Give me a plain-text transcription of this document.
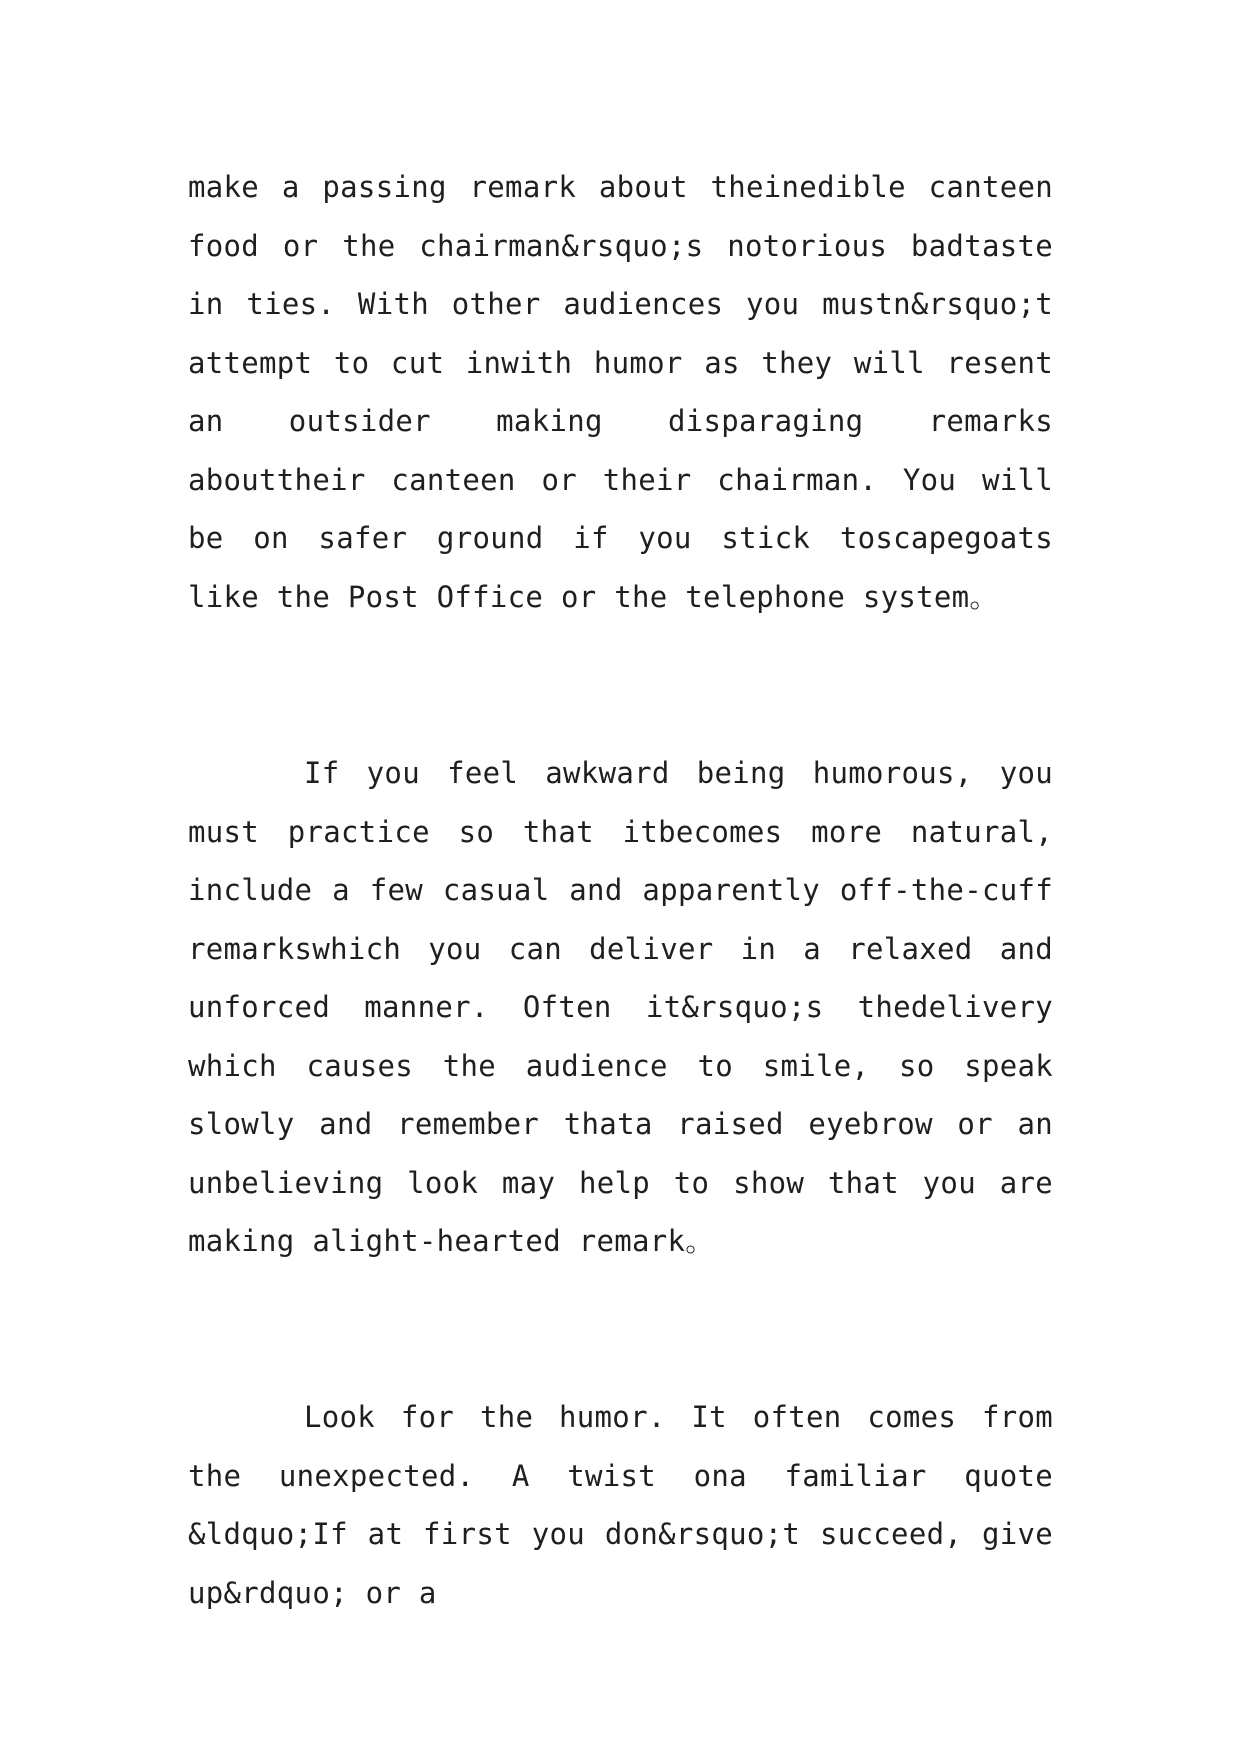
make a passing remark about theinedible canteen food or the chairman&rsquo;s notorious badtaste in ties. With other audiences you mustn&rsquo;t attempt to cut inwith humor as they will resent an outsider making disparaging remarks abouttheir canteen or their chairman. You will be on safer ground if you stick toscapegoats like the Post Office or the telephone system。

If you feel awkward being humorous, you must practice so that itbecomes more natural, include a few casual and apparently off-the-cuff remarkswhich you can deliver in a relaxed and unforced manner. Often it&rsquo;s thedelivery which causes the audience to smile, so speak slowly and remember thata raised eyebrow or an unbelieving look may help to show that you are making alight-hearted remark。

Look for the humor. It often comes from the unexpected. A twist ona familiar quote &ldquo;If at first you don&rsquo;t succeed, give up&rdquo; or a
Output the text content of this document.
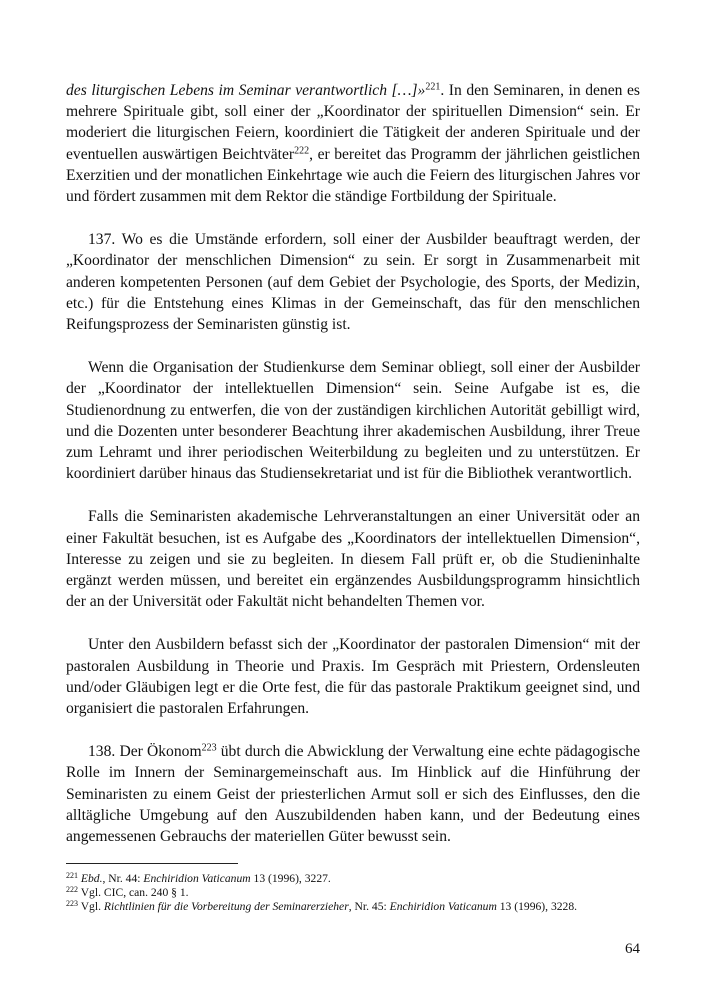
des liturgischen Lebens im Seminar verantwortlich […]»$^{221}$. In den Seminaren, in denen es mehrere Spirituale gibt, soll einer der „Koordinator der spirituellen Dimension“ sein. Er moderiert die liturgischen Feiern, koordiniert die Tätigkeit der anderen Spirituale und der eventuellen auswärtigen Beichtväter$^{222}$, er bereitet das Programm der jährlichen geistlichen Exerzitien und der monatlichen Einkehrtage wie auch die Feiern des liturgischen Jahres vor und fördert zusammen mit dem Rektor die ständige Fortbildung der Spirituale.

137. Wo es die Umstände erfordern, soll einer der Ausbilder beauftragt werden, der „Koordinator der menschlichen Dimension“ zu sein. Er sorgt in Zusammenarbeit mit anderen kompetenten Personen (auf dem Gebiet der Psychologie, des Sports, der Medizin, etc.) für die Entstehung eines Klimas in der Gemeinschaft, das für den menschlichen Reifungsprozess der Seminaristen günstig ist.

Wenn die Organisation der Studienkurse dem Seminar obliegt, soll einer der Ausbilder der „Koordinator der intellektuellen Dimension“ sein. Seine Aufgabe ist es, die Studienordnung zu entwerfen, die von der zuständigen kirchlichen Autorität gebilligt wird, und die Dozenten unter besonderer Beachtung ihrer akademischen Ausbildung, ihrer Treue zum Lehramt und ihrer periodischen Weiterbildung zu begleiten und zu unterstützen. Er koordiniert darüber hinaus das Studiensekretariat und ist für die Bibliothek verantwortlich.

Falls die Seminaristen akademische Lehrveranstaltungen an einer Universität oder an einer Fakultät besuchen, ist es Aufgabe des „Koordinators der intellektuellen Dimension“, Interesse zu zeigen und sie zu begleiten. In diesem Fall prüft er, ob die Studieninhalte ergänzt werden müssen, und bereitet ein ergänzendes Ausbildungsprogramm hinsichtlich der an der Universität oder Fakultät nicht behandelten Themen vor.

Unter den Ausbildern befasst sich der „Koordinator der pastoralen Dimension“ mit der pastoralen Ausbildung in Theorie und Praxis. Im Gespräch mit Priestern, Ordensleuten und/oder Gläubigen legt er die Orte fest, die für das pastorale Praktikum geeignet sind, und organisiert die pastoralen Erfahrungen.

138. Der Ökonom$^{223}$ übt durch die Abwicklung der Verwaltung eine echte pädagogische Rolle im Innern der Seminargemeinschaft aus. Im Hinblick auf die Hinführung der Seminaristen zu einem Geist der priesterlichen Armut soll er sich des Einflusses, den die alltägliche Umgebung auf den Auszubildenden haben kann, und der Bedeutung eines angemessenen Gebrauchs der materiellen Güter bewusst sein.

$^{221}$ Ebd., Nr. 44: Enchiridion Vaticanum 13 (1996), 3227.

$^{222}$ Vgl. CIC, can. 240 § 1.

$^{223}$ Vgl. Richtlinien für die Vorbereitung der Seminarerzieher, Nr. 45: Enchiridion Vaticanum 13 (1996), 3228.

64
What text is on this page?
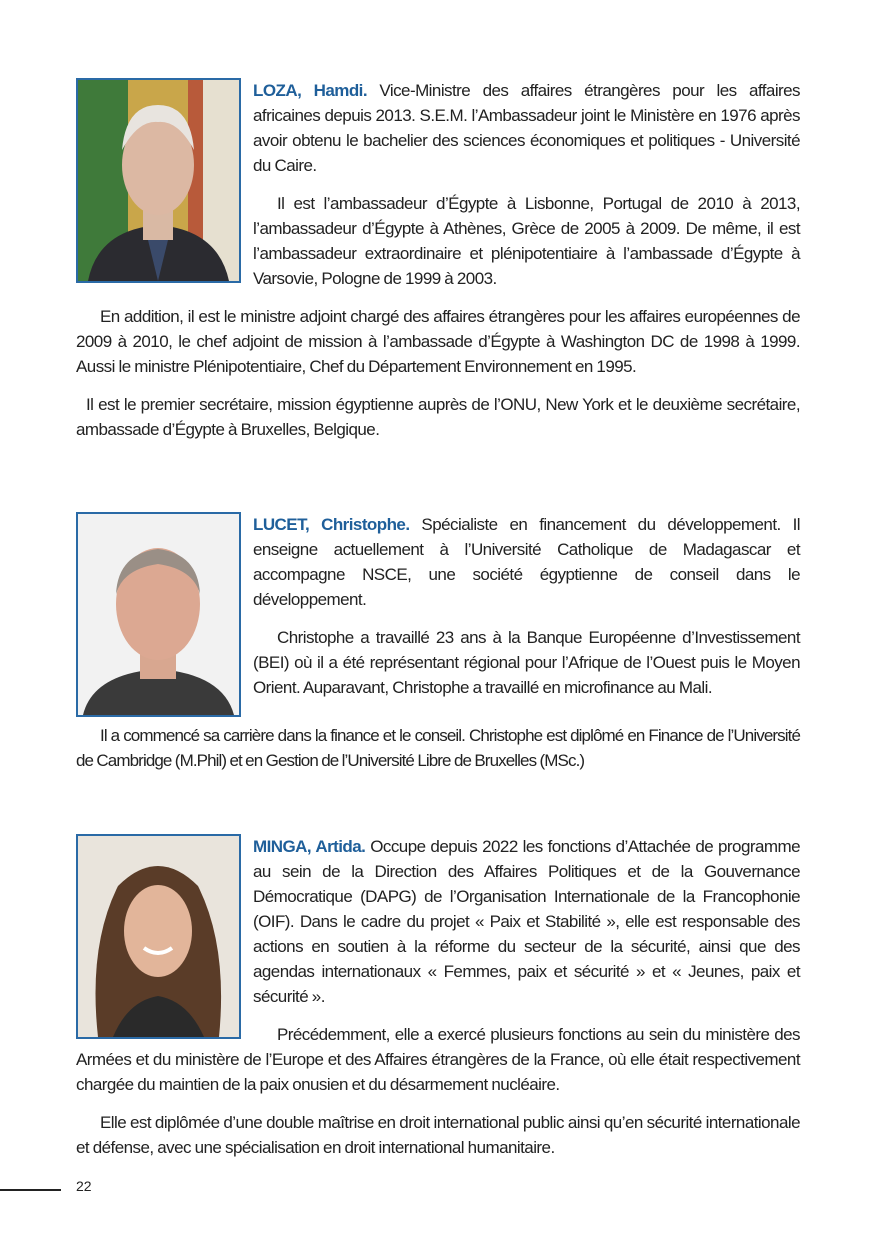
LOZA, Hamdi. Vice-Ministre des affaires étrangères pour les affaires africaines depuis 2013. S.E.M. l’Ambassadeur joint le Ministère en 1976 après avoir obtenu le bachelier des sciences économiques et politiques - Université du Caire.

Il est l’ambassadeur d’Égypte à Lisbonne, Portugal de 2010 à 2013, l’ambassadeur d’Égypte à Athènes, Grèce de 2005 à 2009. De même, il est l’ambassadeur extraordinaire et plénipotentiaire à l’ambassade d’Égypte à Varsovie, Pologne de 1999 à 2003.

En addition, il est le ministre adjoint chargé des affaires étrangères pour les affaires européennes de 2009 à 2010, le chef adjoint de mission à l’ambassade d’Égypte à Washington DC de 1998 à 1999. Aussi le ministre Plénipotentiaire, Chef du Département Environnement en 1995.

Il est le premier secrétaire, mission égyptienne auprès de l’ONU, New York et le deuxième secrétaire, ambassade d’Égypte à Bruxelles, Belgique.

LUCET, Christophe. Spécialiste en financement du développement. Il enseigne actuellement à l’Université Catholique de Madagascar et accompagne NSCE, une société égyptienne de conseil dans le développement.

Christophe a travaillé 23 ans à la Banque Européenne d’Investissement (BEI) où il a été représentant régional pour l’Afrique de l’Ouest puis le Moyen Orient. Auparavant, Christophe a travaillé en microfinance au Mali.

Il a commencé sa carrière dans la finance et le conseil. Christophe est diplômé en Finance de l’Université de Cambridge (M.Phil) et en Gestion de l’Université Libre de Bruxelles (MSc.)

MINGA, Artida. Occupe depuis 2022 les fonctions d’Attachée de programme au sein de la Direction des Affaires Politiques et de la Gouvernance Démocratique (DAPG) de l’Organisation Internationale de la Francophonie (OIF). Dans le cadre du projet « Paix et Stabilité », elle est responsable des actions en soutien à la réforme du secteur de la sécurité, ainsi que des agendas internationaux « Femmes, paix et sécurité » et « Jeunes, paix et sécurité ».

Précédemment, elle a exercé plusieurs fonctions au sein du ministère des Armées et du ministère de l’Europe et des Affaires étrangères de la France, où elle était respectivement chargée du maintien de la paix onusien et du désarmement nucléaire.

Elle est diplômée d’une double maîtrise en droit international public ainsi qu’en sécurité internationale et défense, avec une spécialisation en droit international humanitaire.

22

EXERCISE PROMPT:
Copy the whole listing above word for word but do not carry over the pictures.

RESPONSE TO THIS TASK:
Give me a plain-text transcription of this document.
make a passing remark about theinedible canteen food or the chairman&rsquo;s notorious badtaste in ties. With other audiences you mustn&rsquo;t attempt to cut inwith humor as they will resent an outsider making disparaging remarks abouttheir canteen or their chairman. You will be on safer ground if you stick toscapegoats like the Post Office or the telephone system。

If you feel awkward being humorous, you must practice so that itbecomes more natural, include a few casual and apparently off-the-cuff remarkswhich you can deliver in a relaxed and unforced manner. Often it&rsquo;s thedelivery which causes the audience to smile, so speak slowly and remember thata raised eyebrow or an unbelieving look may help to show that you are making alight-hearted remark。

Look for the humor. It often comes from the unexpected. A twist ona familiar quote &ldquo;If at first you don&rsquo;t succeed, give up&rdquo; or a
Output the text content of this document.
des liturgischen Lebens im Seminar verantwortlich […]»$^{221}$. In den Seminaren, in denen es mehrere Spirituale gibt, soll einer der „Koordinator der spirituellen Dimension“ sein. Er moderiert die liturgischen Feiern, koordiniert die Tätigkeit der anderen Spirituale und der eventuellen auswärtigen Beichtväter$^{222}$, er bereitet das Programm der jährlichen geistlichen Exerzitien und der monatlichen Einkehrtage wie auch die Feiern des liturgischen Jahres vor und fördert zusammen mit dem Rektor die ständige Fortbildung der Spirituale.

137. Wo es die Umstände erfordern, soll einer der Ausbilder beauftragt werden, der „Koordinator der menschlichen Dimension“ zu sein. Er sorgt in Zusammenarbeit mit anderen kompetenten Personen (auf dem Gebiet der Psychologie, des Sports, der Medizin, etc.) für die Entstehung eines Klimas in der Gemeinschaft, das für den menschlichen Reifungsprozess der Seminaristen günstig ist.

Wenn die Organisation der Studienkurse dem Seminar obliegt, soll einer der Ausbilder der „Koordinator der intellektuellen Dimension“ sein. Seine Aufgabe ist es, die Studienordnung zu entwerfen, die von der zuständigen kirchlichen Autorität gebilligt wird, und die Dozenten unter besonderer Beachtung ihrer akademischen Ausbildung, ihrer Treue zum Lehramt und ihrer periodischen Weiterbildung zu begleiten und zu unterstützen. Er koordiniert darüber hinaus das Studiensekretariat und ist für die Bibliothek verantwortlich.

Falls die Seminaristen akademische Lehrveranstaltungen an einer Universität oder an einer Fakultät besuchen, ist es Aufgabe des „Koordinators der intellektuellen Dimension“, Interesse zu zeigen und sie zu begleiten. In diesem Fall prüft er, ob die Studieninhalte ergänzt werden müssen, und bereitet ein ergänzendes Ausbildungsprogramm hinsichtlich der an der Universität oder Fakultät nicht behandelten Themen vor.

Unter den Ausbildern befasst sich der „Koordinator der pastoralen Dimension“ mit der pastoralen Ausbildung in Theorie und Praxis. Im Gespräch mit Priestern, Ordensleuten und/oder Gläubigen legt er die Orte fest, die für das pastorale Praktikum geeignet sind, und organisiert die pastoralen Erfahrungen.

138. Der Ökonom$^{223}$ übt durch die Abwicklung der Verwaltung eine echte pädagogische Rolle im Innern der Seminargemeinschaft aus. Im Hinblick auf die Hinführung der Seminaristen zu einem Geist der priesterlichen Armut soll er sich des Einflusses, den die alltägliche Umgebung auf den Auszubildenden haben kann, und der Bedeutung eines angemessenen Gebrauchs der materiellen Güter bewusst sein.

$^{221}$ Ebd., Nr. 44: Enchiridion Vaticanum 13 (1996), 3227.

$^{222}$ Vgl. CIC, can. 240 § 1.

$^{223}$ Vgl. Richtlinien für die Vorbereitung der Seminarerzieher, Nr. 45: Enchiridion Vaticanum 13 (1996), 3228.

64
What text is on this page?
LOZA, Hamdi. Vice-Ministre des affaires étrangères pour les affaires africaines depuis 2013. S.E.M. l’Ambassadeur joint le Ministère en 1976 après avoir obtenu le bachelier des sciences économiques et politiques - Université du Caire.

Il est l’ambassadeur d’Égypte à Lisbonne, Portugal de 2010 à 2013, l’ambassadeur d’Égypte à Athènes, Grèce de 2005 à 2009. De même, il est l’ambassadeur extraordinaire et plénipotentiaire à l’ambassade d’Égypte à Varsovie, Pologne de 1999 à 2003.

En addition, il est le ministre adjoint chargé des affaires étrangères pour les affaires européennes de 2009 à 2010, le chef adjoint de mission à l’ambassade d’Égypte à Washington DC de 1998 à 1999. Aussi le ministre Plénipotentiaire, Chef du Département Environnement en 1995.

Il est le premier secrétaire, mission égyptienne auprès de l’ONU, New York et le deuxième secrétaire, ambassade d’Égypte à Bruxelles, Belgique.

LUCET, Christophe. Spécialiste en financement du développement. Il enseigne actuellement à l’Université Catholique de Madagascar et accompagne NSCE, une société égyptienne de conseil dans le développement.

Christophe a travaillé 23 ans à la Banque Européenne d’Investissement (BEI) où il a été représentant régional pour l’Afrique de l’Ouest puis le Moyen Orient. Auparavant, Christophe a travaillé en microfinance au Mali.

Il a commencé sa carrière dans la finance et le conseil. Christophe est diplômé en Finance de l’Université de Cambridge (M.Phil) et en Gestion de l’Université Libre de Bruxelles (MSc.)

MINGA, Artida. Occupe depuis 2022 les fonctions d’Attachée de programme au sein de la Direction des Affaires Politiques et de la Gouvernance Démocratique (DAPG) de l’Organisation Internationale de la Francophonie (OIF). Dans le cadre du projet « Paix et Stabilité », elle est responsable des actions en soutien à la réforme du secteur de la sécurité, ainsi que des agendas internationaux « Femmes, paix et sécurité » et « Jeunes, paix et sécurité ».

Précédemment, elle a exercé plusieurs fonctions au sein du ministère des Armées et du ministère de l’Europe et des Affaires étrangères de la France, où elle était respectivement chargée du maintien de la paix onusien et du désarmement nucléaire.

Elle est diplômée d’une double maîtrise en droit international public ainsi qu’en sécurité internationale et défense, avec une spécialisation en droit international humanitaire.

22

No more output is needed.